Instruction => Identify all lines in the data containing the string "value". Copy them out.

Data shown =>
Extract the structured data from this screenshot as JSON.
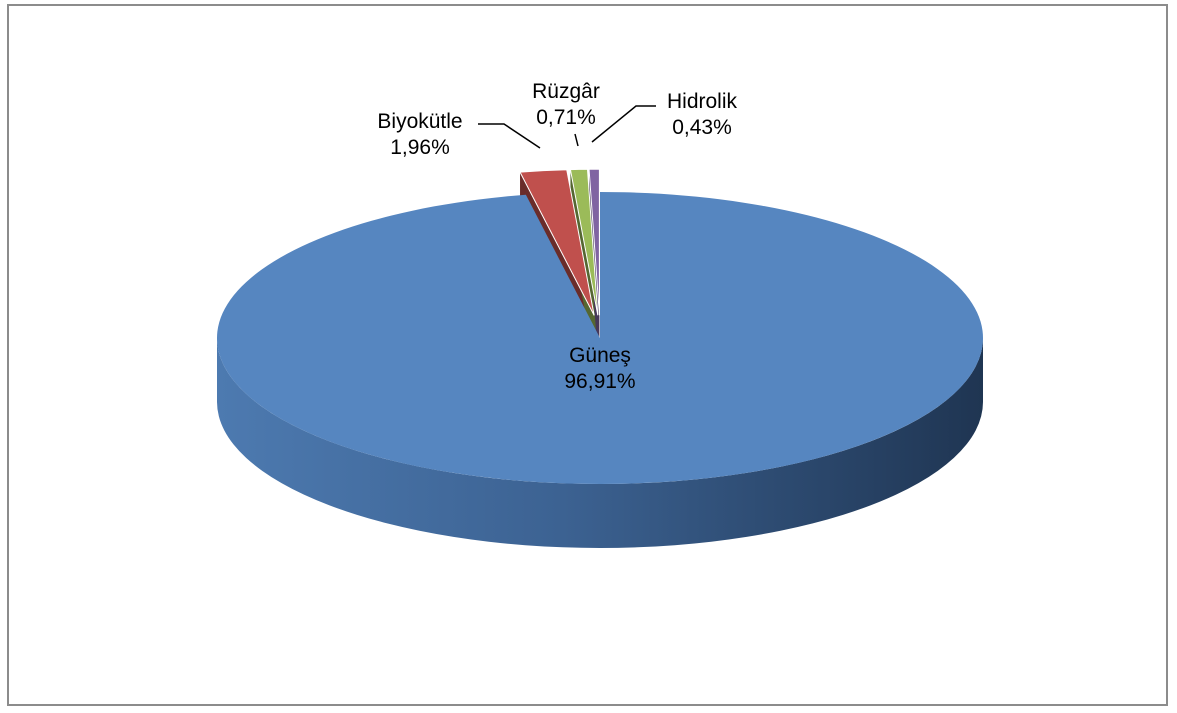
{
  "chart_data": {
    "type": "pie",
    "style": "3d-exploded",
    "title": "",
    "slices": [
      {
        "name": "Güneş",
        "value": 96.91,
        "label": "96,91%",
        "color": "#5686c0"
      },
      {
        "name": "Biyokütle",
        "value": 1.96,
        "label": "1,96%",
        "color": "#c0504d"
      },
      {
        "name": "Rüzgâr",
        "value": 0.71,
        "label": "0,71%",
        "color": "#9bbb59"
      },
      {
        "name": "Hidrolik",
        "value": 0.43,
        "label": "0,43%",
        "color": "#8064a2"
      }
    ],
    "legend": "none",
    "data_labels": "category-and-percent"
  }
}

Expected answer =>
        "value": 96.91,
        "value": 1.96,
        "value": 0.71,
        "value": 0.43,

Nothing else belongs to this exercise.